**Exercise aim:** Return a copy of every line in the records that includes the word "Gedung".

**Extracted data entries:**
::::::::::

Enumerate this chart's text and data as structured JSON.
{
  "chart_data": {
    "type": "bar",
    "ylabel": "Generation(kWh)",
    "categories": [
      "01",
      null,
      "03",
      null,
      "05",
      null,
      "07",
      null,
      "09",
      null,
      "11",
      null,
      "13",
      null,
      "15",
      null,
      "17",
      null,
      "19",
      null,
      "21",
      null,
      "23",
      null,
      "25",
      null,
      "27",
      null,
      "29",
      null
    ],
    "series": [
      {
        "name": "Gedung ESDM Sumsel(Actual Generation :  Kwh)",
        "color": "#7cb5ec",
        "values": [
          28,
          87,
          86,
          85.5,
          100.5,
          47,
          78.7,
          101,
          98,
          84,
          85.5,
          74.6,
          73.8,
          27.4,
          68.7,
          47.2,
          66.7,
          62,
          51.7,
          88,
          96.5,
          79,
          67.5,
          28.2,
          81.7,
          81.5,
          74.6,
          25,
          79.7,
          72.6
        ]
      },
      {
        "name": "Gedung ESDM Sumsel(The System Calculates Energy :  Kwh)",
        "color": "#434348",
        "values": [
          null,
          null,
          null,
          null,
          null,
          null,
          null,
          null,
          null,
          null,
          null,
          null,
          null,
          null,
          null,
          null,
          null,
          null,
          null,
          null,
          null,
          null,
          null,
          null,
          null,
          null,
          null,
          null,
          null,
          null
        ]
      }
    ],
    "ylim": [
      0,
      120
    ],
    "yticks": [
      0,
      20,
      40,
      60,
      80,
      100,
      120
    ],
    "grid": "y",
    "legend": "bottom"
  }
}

::::::::::

**Solution to this task:**
        "name": "Gedung ESDM Sumsel(Actual Generation :  Kwh)",
        "name": "Gedung ESDM Sumsel(The System Calculates Energy :  Kwh)",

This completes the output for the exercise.